(Data extracted from a collection)
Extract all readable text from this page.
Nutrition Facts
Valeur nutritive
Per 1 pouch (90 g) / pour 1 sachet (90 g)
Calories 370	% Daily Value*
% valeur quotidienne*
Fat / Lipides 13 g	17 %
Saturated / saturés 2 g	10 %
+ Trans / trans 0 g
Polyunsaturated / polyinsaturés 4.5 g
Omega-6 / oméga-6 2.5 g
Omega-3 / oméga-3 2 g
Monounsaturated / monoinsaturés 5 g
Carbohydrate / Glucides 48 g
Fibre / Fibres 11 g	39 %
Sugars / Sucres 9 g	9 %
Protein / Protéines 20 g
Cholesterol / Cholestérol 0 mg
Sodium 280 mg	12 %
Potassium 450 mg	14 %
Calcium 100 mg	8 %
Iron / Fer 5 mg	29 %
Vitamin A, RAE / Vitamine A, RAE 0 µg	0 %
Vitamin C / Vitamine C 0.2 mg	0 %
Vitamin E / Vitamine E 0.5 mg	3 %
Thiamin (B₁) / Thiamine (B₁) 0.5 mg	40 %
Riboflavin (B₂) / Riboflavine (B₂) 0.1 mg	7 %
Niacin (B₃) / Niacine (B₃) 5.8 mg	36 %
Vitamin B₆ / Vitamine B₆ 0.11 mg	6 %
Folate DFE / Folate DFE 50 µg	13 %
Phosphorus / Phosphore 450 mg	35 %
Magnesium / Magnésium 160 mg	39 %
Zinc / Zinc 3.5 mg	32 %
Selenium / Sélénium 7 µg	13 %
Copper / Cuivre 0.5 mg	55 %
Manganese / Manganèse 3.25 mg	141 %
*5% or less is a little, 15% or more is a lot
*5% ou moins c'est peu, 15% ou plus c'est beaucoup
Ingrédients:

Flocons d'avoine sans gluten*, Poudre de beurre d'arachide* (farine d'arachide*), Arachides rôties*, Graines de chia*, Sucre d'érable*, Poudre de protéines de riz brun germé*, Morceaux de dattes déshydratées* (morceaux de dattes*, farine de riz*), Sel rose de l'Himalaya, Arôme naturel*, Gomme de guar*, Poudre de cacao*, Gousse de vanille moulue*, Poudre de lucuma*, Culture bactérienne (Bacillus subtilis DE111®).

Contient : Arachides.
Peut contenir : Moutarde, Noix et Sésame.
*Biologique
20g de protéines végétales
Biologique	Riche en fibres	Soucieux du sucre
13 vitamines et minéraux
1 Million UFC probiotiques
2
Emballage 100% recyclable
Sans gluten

**Work to complete:** Above are the records; copy each line from them that includes the string "gluten".

**Result of the task:**
Flocons d'avoine sans gluten*, Poudre de beurre d'arachide* (farine d'arachide*), Arachides rôties*, Graines de chia*, Sucre d'érable*, Poudre de protéines de riz brun germé*, Morceaux de dattes déshydratées* (morceaux de dattes*, farine de riz*), Sel rose de l'Himalaya, Arôme naturel*, Gomme de guar*, Poudre de cacao*, Gousse de vanille moulue*, Poudre de lucuma*, Culture bactérienne (Bacillus subtilis DE111®).
Sans gluten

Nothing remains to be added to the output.